[EXTRACTED DATA — start]
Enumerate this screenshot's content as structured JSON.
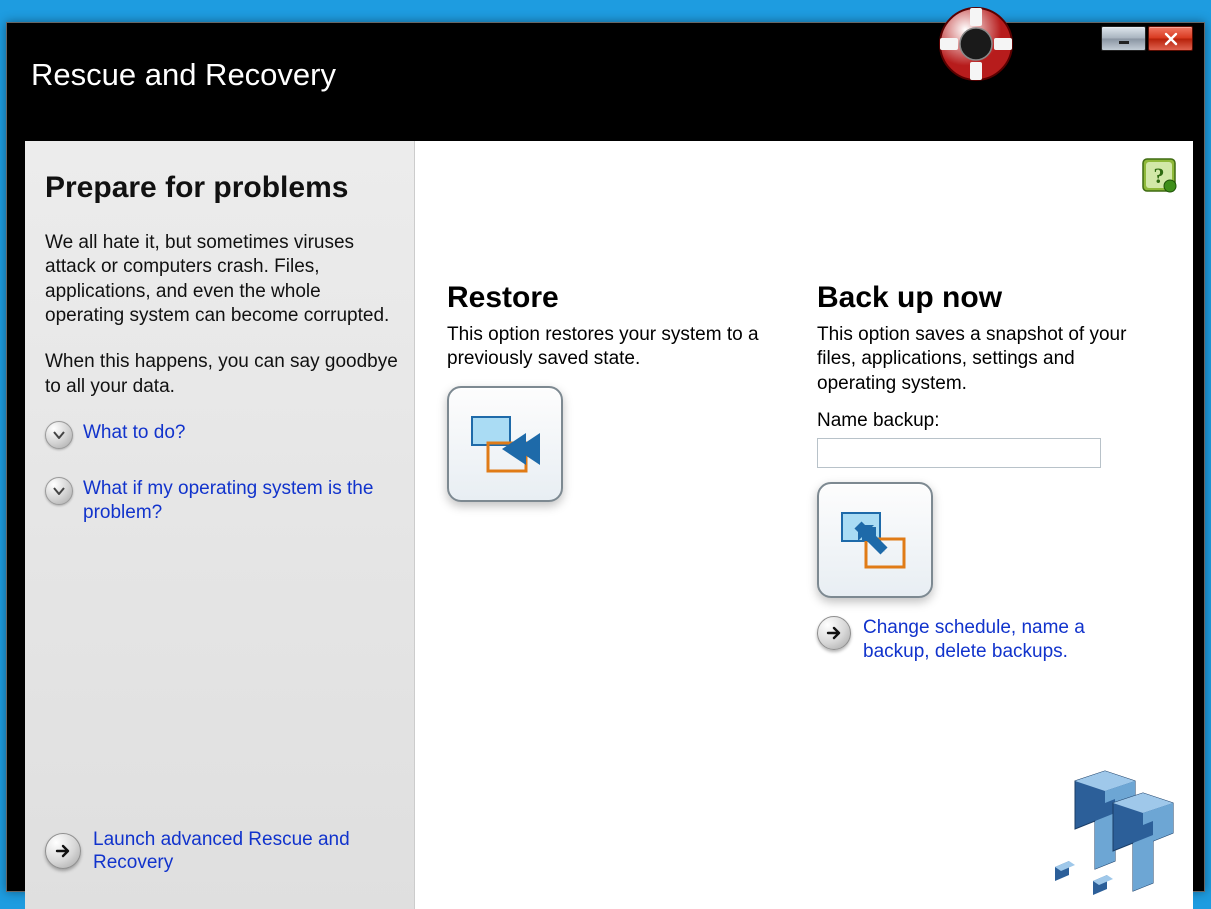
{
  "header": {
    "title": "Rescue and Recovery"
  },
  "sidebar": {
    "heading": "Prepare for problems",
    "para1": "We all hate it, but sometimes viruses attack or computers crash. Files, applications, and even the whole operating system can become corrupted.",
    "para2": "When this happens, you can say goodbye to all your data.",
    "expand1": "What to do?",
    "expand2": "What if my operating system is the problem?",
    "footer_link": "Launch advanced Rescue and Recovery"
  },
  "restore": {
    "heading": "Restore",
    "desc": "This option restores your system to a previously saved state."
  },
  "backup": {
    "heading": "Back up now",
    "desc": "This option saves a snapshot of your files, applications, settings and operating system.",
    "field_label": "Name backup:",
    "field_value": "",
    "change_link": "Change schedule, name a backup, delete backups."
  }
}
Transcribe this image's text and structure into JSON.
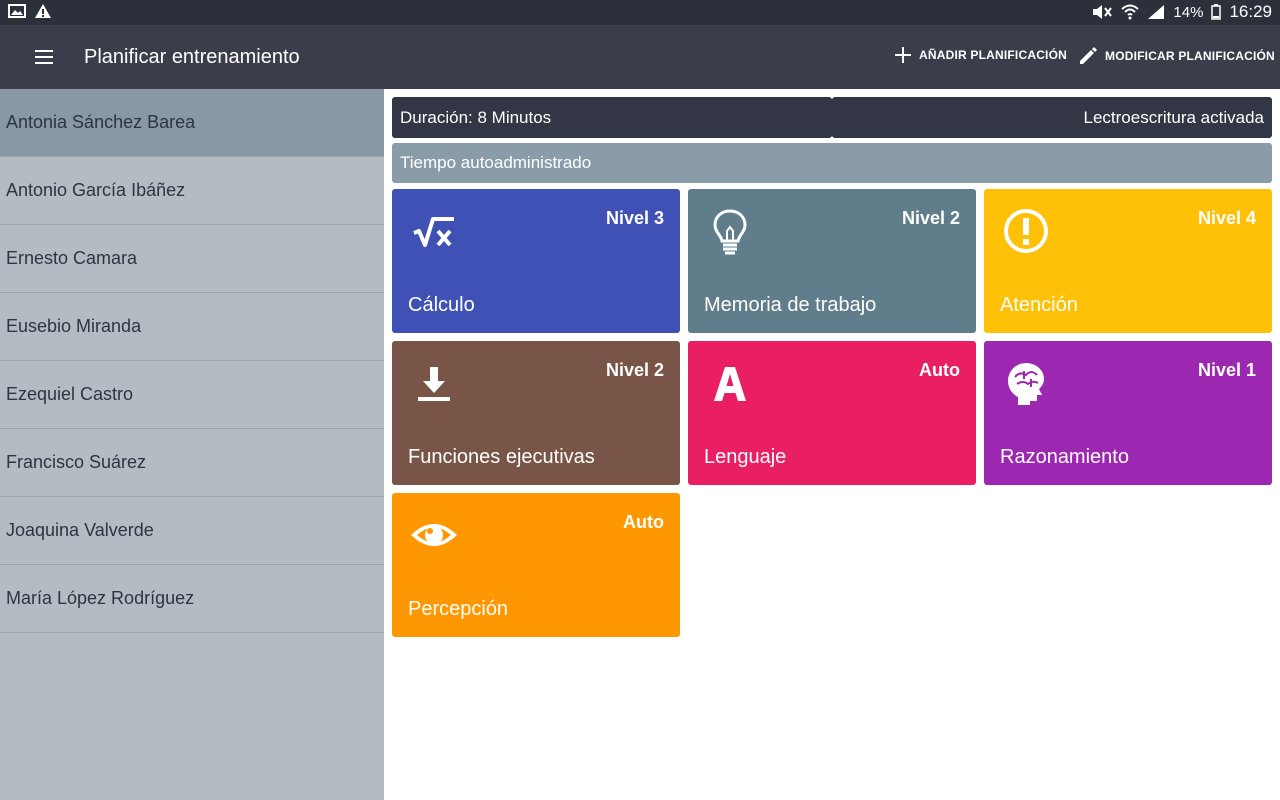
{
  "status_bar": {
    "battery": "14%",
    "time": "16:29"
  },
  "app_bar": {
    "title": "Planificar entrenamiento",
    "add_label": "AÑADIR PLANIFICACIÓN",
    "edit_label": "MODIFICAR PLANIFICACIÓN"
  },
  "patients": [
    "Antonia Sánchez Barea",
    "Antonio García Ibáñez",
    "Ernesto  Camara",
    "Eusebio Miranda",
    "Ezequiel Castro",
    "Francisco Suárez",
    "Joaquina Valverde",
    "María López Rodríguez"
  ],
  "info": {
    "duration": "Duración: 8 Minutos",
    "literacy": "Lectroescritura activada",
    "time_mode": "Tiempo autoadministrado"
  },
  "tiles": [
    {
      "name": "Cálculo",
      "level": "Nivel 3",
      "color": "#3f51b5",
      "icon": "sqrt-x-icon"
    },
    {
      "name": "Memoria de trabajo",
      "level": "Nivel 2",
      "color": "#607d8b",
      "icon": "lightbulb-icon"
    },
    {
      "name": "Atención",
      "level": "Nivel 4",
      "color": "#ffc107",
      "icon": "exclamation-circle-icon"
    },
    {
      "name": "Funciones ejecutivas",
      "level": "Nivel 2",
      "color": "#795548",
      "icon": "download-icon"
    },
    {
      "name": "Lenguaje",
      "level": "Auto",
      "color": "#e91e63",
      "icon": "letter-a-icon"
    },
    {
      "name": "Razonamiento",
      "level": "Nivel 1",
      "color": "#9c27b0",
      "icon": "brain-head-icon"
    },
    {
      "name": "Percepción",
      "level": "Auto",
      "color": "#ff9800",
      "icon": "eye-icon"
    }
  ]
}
[EXTRACTED DATA — finish]
[EXTRACTED DATA — start]
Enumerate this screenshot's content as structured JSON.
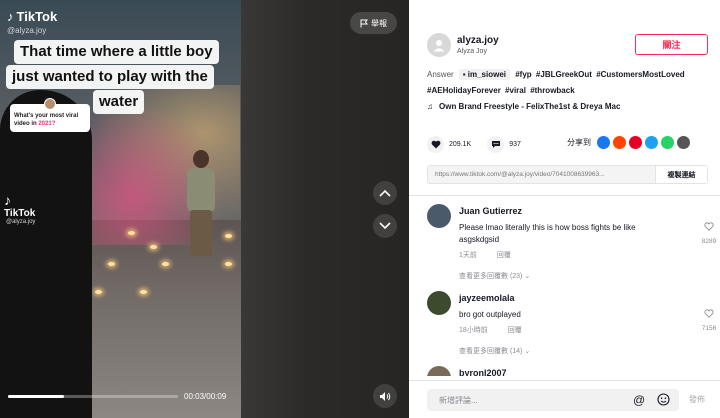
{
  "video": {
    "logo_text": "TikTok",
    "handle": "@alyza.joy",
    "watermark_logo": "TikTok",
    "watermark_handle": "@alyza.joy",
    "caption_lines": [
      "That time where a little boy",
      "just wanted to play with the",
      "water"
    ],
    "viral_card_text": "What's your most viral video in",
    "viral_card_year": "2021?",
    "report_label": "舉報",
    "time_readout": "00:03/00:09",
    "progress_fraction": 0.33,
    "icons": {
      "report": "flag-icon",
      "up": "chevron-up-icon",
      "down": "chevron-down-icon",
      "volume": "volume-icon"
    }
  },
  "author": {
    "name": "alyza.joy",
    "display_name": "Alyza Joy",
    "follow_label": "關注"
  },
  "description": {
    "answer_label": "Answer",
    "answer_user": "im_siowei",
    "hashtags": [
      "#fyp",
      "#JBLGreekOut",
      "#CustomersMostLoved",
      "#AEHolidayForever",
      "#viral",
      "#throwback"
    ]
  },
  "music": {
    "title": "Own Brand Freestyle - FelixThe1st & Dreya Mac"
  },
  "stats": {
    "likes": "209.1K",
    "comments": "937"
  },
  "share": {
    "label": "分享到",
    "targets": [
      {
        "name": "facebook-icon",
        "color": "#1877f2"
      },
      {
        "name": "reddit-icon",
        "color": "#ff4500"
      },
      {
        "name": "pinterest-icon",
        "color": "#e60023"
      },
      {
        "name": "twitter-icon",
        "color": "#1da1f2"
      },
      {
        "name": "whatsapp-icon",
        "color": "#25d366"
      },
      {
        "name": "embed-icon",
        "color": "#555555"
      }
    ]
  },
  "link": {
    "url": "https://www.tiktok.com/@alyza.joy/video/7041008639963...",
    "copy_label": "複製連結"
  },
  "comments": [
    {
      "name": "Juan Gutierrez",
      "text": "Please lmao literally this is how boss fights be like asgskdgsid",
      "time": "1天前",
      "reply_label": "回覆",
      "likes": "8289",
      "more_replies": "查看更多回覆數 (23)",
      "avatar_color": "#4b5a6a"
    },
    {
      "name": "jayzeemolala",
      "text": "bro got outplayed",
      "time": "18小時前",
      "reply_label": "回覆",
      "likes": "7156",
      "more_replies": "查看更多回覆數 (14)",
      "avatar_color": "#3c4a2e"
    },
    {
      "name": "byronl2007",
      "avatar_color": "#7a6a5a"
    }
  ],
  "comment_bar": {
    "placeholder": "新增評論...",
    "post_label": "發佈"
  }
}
[EXTRACTED DATA — finish]
[EXTRACTED DATA — start]
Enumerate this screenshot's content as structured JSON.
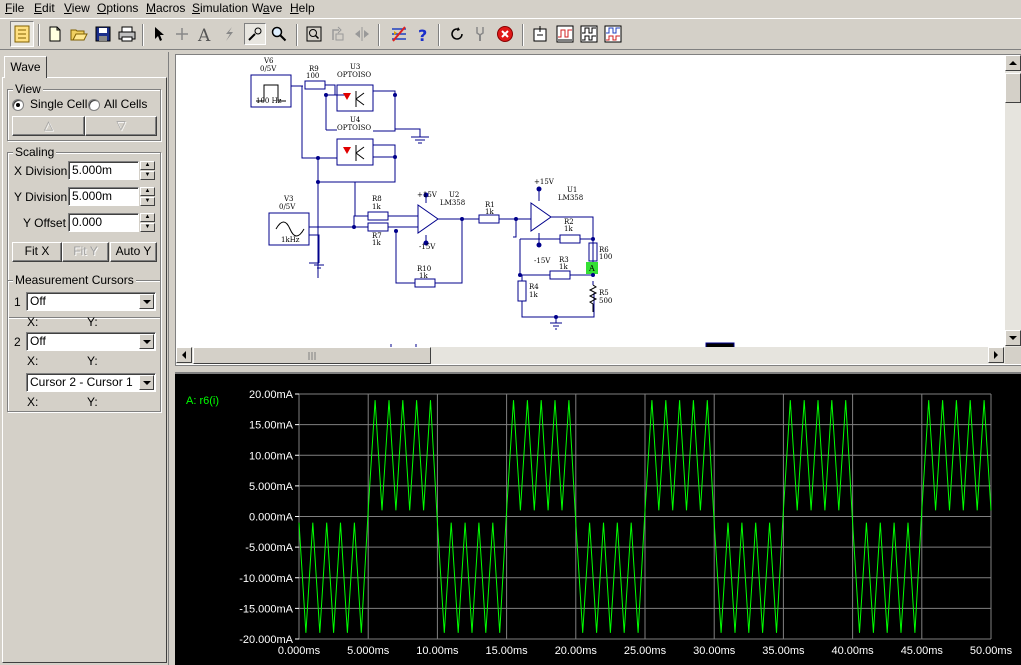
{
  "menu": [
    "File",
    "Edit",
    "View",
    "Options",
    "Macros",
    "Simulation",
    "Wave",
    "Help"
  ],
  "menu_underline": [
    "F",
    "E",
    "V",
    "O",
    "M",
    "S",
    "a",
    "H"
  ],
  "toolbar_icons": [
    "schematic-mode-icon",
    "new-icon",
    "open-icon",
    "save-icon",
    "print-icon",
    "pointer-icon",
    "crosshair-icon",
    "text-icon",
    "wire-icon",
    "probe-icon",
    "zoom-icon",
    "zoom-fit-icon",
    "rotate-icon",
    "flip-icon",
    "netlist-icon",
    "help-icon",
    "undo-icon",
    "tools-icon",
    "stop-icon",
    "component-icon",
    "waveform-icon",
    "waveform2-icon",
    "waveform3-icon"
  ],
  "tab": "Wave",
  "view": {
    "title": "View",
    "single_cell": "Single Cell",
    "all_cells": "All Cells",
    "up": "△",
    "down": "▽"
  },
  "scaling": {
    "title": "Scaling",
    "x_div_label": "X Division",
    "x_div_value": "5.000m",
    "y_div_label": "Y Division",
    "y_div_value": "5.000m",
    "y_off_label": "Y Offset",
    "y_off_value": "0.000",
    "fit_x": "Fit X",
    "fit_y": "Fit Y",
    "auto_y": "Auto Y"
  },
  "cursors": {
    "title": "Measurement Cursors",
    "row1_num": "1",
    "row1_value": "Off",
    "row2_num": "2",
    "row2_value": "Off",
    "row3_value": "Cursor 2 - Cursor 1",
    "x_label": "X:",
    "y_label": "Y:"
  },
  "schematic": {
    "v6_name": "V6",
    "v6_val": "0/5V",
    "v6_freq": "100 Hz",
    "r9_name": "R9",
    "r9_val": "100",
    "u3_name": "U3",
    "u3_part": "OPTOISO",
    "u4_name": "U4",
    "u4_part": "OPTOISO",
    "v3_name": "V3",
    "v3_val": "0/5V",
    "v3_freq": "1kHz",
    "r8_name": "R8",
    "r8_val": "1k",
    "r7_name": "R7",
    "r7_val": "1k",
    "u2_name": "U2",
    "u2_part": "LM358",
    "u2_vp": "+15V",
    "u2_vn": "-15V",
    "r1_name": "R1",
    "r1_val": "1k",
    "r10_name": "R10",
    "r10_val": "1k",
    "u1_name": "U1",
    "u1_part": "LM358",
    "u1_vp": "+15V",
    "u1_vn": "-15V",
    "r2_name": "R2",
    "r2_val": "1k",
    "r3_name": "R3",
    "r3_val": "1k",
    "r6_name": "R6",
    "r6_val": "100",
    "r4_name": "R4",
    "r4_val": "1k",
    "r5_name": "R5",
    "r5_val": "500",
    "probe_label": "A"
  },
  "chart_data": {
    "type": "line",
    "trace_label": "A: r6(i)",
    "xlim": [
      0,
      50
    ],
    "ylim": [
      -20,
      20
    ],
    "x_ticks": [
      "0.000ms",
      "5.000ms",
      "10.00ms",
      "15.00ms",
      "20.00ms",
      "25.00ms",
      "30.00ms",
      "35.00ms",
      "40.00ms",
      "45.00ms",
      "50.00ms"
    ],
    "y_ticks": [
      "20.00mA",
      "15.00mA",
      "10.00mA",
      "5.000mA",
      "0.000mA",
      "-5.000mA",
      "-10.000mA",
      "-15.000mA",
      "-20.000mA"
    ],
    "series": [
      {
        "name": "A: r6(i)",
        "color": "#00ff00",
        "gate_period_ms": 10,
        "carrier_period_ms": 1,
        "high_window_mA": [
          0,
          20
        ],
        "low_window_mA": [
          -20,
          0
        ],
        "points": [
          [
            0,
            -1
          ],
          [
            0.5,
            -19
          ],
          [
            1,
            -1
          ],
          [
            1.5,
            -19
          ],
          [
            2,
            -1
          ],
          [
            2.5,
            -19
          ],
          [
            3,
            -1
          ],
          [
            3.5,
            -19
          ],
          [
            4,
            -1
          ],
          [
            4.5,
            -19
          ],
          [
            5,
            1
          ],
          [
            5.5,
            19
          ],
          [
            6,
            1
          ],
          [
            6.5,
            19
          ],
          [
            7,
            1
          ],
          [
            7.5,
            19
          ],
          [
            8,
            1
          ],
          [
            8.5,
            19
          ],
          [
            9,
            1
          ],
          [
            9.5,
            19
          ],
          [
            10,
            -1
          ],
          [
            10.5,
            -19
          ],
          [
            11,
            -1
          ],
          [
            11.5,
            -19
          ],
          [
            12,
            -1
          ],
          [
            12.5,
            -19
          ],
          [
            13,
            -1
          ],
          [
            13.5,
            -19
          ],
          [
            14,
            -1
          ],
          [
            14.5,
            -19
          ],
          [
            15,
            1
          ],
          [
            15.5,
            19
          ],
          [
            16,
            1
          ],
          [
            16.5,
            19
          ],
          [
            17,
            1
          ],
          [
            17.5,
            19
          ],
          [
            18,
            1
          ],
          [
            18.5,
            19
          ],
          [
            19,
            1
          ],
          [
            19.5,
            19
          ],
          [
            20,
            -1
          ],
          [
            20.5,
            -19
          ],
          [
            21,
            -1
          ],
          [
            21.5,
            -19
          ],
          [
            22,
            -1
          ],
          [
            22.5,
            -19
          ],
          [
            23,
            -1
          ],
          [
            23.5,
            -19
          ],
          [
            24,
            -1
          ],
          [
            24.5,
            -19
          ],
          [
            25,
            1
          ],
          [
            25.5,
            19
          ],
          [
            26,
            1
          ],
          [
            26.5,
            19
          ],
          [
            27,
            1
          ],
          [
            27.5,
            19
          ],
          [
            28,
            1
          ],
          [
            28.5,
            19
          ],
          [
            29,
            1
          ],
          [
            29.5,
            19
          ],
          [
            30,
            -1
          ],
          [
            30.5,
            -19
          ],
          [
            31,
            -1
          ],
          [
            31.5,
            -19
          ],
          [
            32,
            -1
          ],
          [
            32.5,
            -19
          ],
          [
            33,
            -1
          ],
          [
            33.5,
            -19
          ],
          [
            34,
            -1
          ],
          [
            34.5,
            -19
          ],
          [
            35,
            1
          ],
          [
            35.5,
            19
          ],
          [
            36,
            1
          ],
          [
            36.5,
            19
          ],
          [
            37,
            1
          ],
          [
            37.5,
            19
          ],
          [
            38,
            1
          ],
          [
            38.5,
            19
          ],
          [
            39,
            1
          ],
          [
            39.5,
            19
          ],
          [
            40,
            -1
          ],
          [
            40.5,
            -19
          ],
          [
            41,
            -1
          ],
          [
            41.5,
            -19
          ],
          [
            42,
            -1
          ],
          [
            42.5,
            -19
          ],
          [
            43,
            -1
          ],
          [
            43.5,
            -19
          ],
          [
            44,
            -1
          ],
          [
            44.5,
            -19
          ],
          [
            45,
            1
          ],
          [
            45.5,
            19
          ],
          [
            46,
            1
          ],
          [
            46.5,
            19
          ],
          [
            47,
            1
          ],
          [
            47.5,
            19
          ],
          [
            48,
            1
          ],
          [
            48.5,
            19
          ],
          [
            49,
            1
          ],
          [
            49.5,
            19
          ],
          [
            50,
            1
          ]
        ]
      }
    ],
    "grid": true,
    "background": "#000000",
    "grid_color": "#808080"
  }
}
[EXTRACTED DATA — finish]
## [YOUR INSTRUCTIONS]
Every line in the entries above that mentions the word "Recovery" must be shown.

## [ANSWER TO THIS TASK]
    "title": "Rescue and Recovery"
    "footer_link": "Launch advanced Rescue and Recovery"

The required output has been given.